** START Task inputs **

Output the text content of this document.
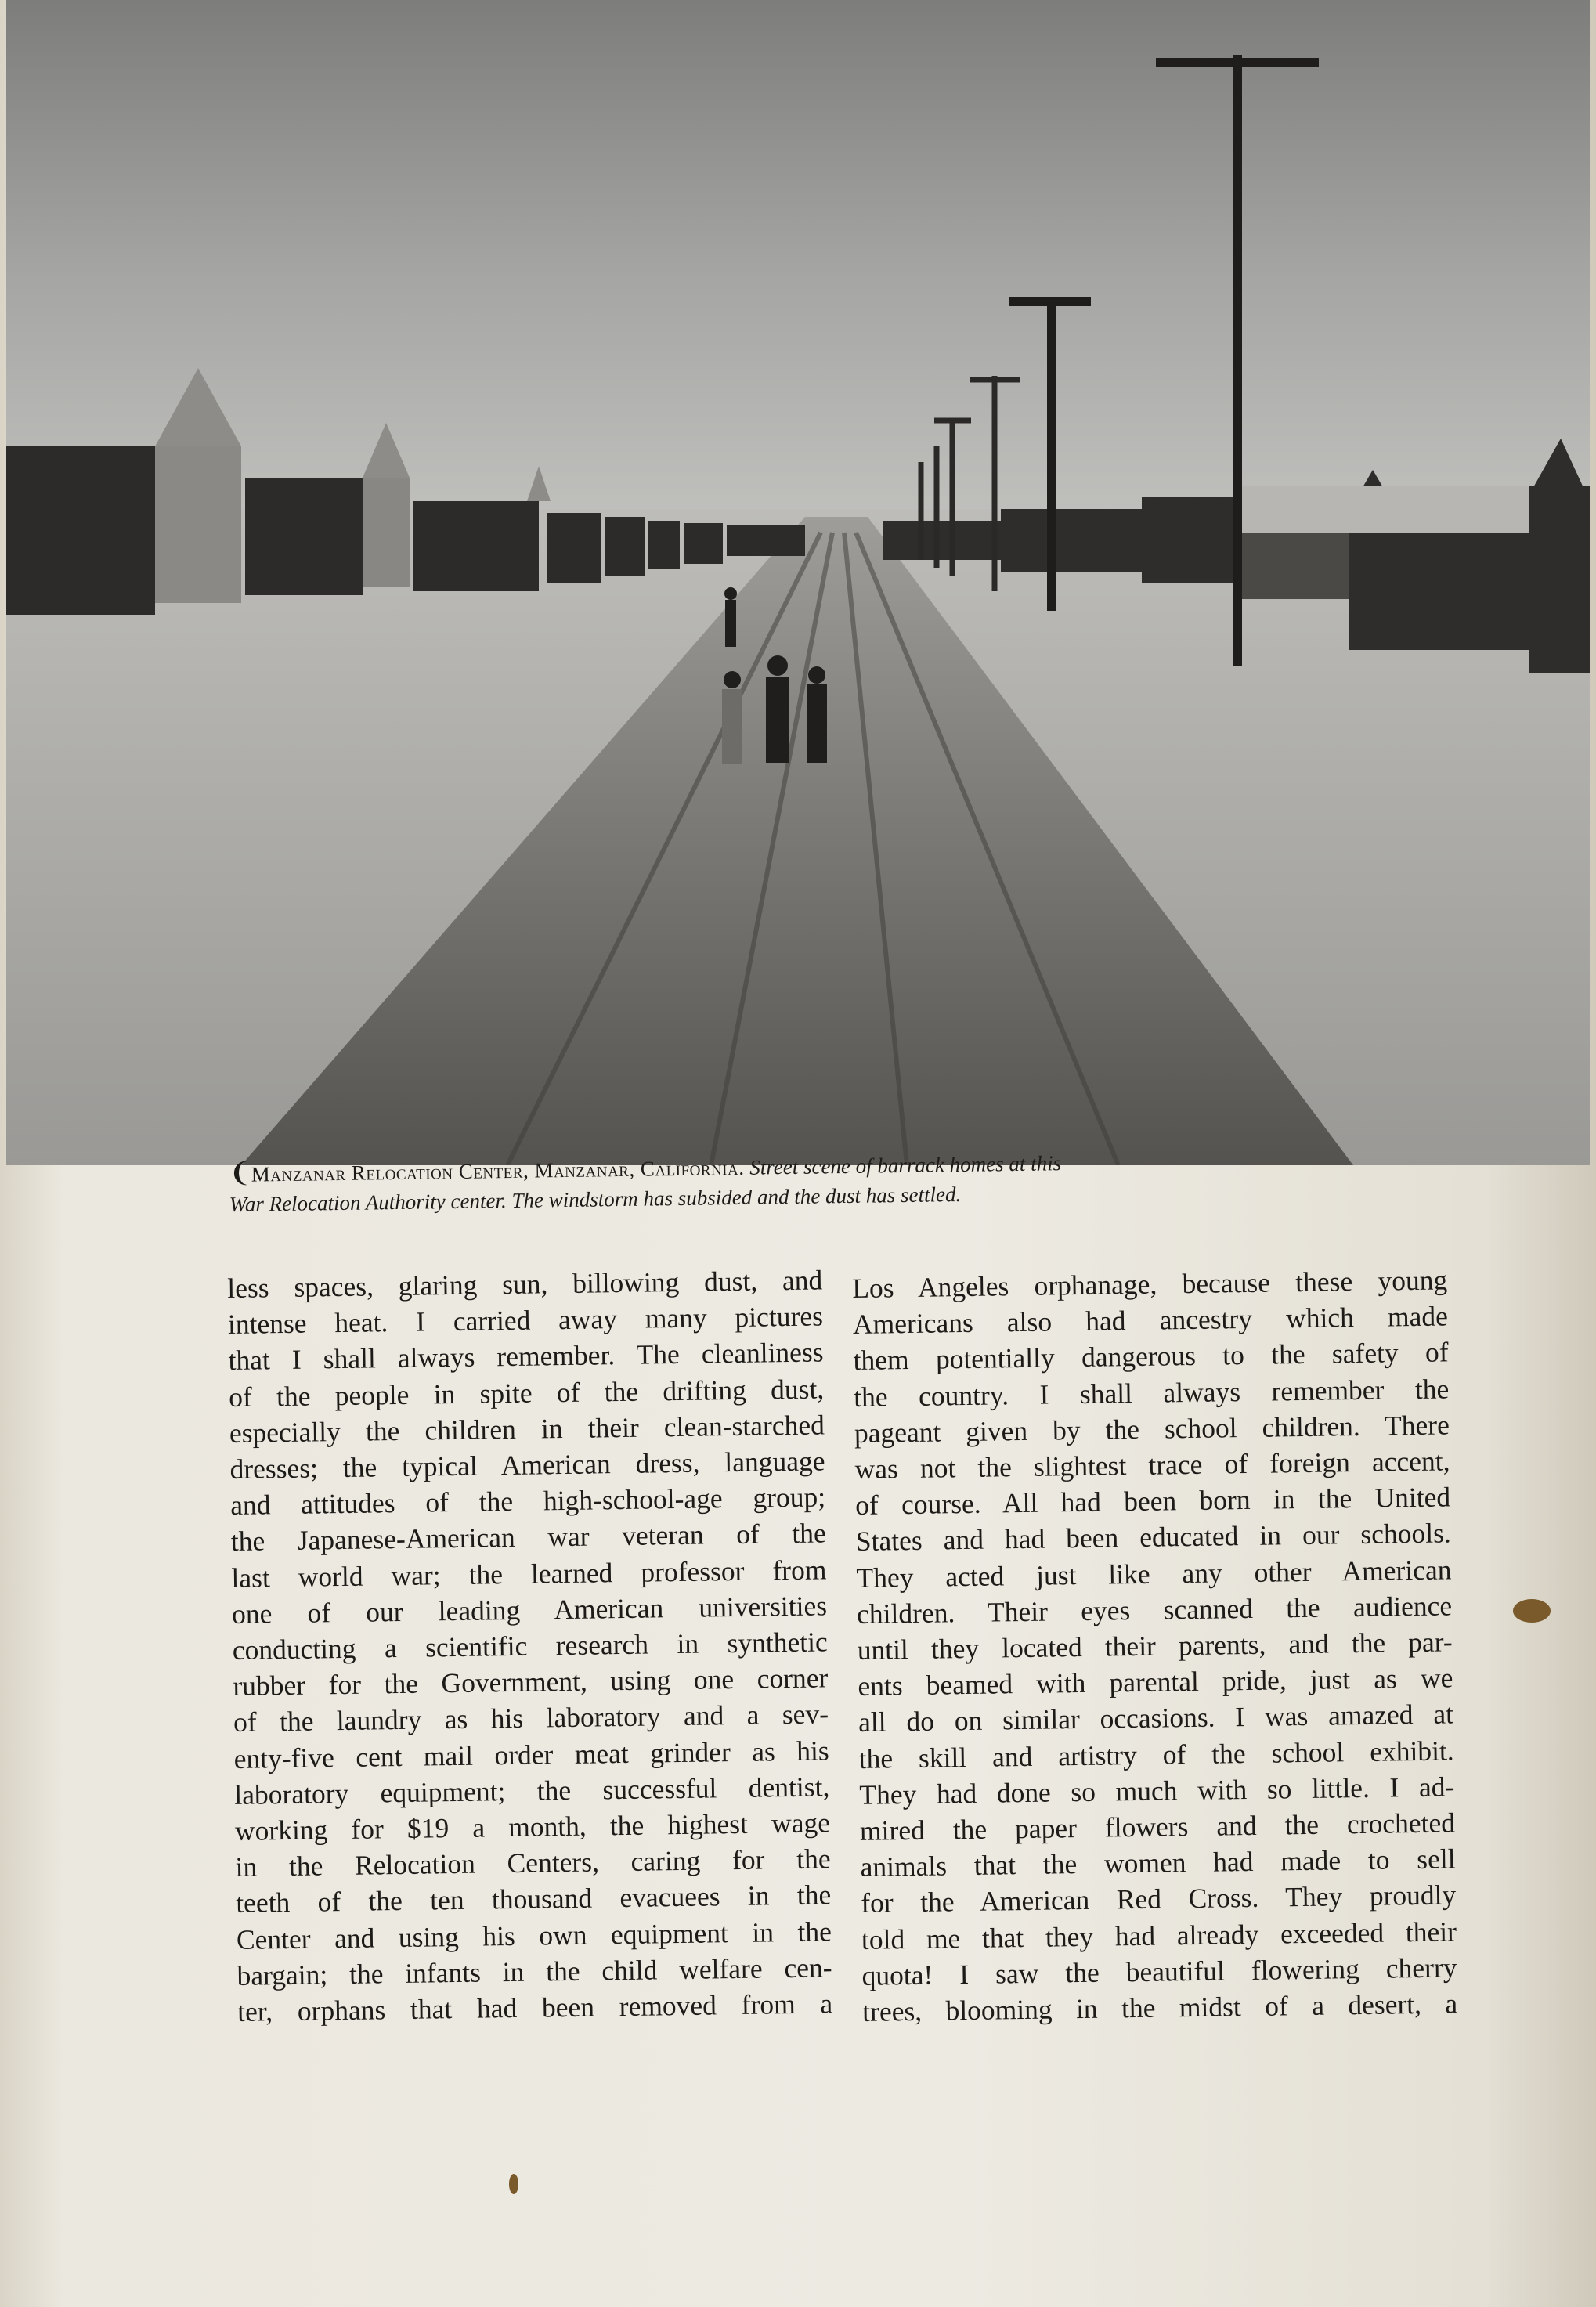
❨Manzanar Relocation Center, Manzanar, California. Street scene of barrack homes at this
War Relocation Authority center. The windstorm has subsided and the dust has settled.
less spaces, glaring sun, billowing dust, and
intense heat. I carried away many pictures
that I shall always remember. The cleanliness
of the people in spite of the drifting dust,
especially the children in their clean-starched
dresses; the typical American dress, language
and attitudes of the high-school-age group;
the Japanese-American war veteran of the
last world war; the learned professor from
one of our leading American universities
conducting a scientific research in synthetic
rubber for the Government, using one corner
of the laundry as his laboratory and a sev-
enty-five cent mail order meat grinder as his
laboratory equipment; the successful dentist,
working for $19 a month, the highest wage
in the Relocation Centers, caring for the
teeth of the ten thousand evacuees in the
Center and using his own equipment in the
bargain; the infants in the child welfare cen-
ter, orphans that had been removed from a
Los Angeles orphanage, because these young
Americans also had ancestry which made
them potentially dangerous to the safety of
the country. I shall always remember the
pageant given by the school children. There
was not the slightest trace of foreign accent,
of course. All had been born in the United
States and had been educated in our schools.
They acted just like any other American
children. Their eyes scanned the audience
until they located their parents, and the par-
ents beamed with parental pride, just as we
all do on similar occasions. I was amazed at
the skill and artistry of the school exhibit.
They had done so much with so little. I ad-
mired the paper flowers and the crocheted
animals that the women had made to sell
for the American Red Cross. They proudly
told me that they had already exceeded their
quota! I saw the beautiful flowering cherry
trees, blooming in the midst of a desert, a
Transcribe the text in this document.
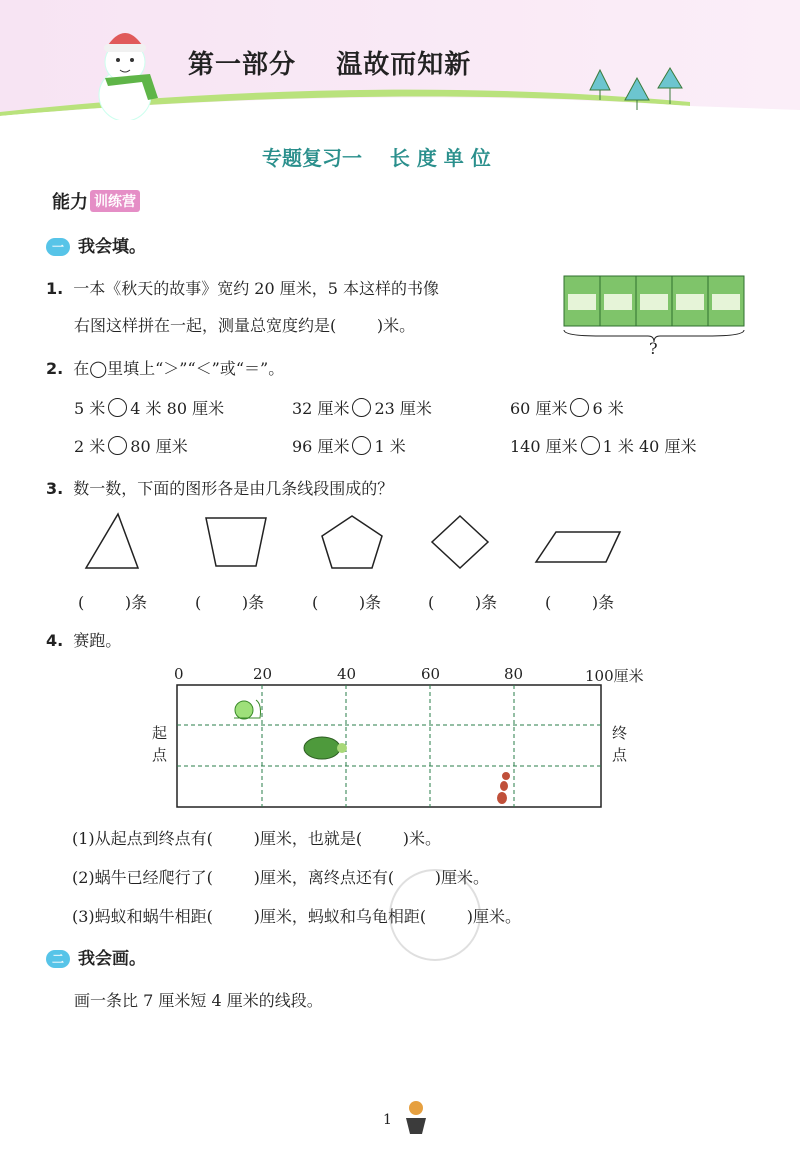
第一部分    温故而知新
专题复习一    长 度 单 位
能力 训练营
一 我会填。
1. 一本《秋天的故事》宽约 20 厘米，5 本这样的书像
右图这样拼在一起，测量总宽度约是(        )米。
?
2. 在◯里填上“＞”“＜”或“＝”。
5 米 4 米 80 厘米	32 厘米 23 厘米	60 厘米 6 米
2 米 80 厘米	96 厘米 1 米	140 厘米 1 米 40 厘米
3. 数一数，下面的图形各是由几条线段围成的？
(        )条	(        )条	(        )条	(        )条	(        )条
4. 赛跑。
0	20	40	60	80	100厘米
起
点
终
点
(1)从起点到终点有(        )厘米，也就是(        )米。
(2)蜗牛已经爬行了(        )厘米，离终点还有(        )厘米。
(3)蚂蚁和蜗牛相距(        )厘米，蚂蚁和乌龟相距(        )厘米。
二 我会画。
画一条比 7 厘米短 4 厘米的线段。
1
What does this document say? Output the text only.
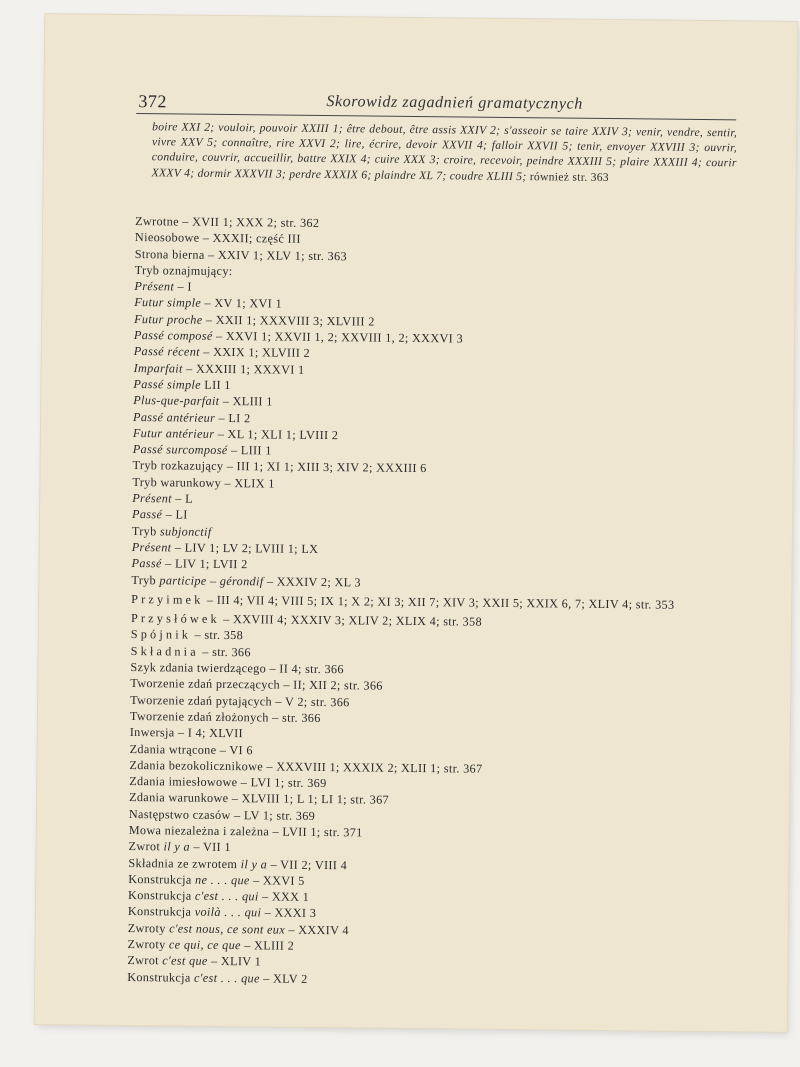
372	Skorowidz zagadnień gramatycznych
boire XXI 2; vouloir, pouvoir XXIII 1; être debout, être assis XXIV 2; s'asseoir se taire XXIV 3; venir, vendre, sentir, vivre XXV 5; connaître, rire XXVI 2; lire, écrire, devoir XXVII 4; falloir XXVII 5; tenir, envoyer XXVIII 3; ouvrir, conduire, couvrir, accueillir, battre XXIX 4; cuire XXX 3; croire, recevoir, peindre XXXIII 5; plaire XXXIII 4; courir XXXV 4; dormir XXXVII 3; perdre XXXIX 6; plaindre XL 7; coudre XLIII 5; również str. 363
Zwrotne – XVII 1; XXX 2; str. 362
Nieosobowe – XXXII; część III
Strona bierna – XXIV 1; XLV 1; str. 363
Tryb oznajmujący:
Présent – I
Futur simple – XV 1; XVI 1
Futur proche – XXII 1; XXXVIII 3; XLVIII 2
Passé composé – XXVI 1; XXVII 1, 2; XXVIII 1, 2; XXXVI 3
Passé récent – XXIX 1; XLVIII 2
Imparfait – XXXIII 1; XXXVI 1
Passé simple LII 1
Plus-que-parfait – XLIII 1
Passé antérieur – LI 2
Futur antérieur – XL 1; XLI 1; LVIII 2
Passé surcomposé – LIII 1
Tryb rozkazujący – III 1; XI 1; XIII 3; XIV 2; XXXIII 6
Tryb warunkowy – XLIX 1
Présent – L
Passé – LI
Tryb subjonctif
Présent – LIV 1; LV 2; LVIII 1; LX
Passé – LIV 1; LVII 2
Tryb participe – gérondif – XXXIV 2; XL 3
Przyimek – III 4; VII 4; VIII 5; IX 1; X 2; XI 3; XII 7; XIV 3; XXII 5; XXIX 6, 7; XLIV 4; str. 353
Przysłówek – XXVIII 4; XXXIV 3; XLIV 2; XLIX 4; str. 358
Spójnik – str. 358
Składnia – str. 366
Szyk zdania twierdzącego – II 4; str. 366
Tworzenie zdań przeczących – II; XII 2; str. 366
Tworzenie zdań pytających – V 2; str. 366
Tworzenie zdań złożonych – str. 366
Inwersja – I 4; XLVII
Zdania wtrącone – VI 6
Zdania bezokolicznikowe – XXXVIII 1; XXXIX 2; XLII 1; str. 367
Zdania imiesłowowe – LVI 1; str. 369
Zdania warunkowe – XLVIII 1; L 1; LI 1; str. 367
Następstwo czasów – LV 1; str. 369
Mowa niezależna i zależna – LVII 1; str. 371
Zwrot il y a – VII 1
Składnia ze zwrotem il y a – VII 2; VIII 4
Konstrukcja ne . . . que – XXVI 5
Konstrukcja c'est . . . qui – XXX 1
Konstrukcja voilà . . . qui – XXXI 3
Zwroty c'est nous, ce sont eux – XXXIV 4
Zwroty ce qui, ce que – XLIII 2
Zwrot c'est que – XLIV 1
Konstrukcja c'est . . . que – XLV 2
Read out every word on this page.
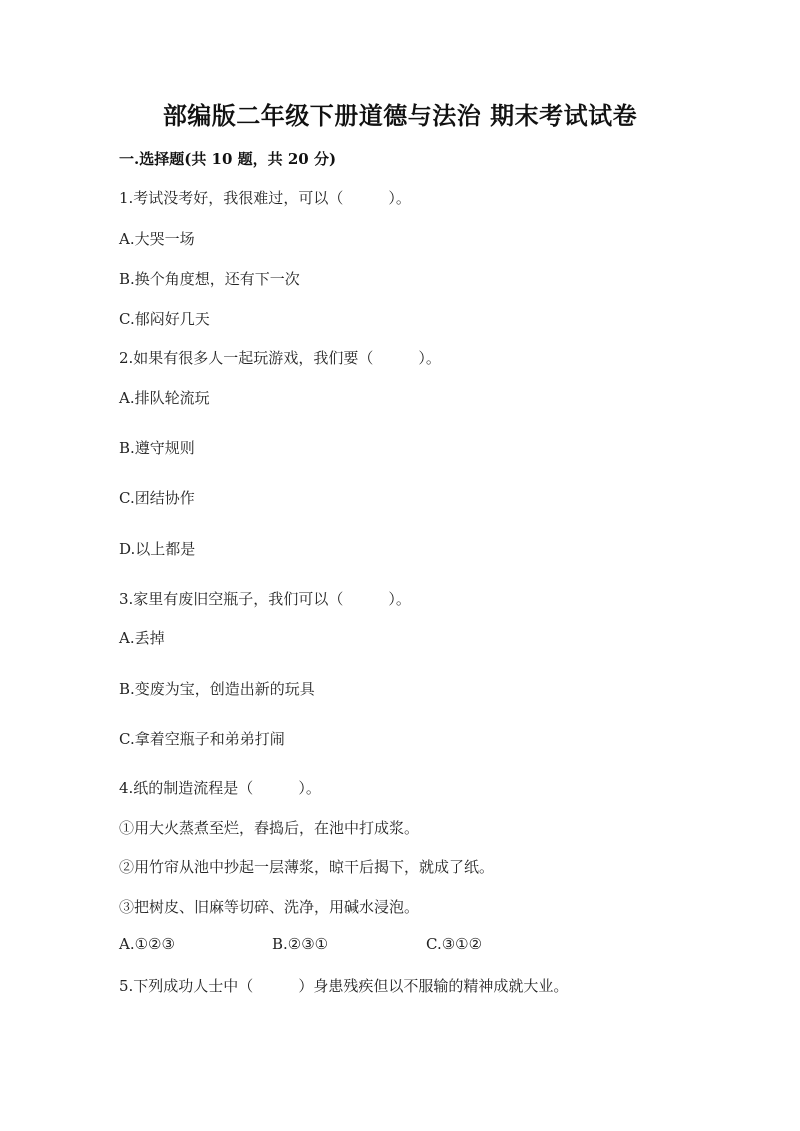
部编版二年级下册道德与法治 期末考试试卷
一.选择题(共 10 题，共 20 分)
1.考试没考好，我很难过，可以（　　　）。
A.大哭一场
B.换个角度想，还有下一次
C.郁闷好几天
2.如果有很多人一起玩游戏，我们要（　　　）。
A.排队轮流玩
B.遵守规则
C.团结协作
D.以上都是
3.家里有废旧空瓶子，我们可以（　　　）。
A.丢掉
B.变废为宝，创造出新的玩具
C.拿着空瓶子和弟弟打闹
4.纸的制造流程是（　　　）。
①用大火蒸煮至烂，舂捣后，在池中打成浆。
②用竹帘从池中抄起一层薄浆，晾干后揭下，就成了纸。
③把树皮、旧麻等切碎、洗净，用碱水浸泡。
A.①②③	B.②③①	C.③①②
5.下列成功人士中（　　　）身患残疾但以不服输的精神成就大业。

** END Task inputs **

*Task goal:* Gather all lines with the string "this" from the data.

*Written answer:*
Output the text content of this document.
❨Manzanar Relocation Center, Manzanar, California. Street scene of barrack homes at this
Transcribe the text in this document.
What does this document say? Output the text only.
Read out every word on this page.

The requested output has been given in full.